Stored records —

#####

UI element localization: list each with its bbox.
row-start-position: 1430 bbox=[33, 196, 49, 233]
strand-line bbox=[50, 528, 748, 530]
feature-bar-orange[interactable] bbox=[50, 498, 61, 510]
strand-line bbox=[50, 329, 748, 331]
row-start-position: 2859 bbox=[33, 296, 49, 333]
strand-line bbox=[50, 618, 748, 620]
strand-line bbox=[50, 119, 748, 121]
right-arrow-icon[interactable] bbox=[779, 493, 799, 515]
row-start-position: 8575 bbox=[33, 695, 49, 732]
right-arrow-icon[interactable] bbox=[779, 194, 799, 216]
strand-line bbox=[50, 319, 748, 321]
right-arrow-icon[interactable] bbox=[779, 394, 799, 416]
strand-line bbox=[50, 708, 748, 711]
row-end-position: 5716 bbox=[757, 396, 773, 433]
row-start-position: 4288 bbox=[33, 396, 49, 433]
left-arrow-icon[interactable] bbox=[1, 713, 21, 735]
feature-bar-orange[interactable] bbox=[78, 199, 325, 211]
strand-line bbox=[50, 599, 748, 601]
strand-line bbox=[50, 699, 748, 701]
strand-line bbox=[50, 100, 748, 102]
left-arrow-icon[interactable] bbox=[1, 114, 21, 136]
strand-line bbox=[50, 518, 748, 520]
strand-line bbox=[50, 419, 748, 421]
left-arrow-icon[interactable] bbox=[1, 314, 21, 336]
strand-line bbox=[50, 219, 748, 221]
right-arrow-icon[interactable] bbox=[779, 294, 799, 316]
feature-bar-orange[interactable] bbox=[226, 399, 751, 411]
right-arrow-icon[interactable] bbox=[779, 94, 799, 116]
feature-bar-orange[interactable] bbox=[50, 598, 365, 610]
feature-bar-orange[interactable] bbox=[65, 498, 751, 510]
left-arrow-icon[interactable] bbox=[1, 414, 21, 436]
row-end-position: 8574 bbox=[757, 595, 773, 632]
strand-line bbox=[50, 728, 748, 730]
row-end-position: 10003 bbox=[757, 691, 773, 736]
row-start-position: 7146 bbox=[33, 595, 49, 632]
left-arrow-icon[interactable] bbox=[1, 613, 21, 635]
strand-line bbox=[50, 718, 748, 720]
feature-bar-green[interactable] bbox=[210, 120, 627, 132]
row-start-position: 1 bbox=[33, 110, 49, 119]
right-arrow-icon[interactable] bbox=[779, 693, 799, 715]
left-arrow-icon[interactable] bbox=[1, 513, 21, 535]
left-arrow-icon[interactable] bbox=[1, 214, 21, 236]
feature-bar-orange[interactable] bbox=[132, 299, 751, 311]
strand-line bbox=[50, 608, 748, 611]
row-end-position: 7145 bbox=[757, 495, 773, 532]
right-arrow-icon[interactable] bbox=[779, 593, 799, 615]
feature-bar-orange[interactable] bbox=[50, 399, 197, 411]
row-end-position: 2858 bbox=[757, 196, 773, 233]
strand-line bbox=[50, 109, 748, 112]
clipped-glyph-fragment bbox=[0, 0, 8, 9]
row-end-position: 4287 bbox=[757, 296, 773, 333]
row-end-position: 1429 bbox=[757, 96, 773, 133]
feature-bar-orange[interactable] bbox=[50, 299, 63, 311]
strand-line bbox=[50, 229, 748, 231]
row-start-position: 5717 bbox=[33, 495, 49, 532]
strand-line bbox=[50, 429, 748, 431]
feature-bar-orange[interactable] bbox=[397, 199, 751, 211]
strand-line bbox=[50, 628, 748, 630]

#####

Directions for this task —
Count how many lines in the material above contain the string "each" with matching case, and reply with the number alone.

Correct output —
1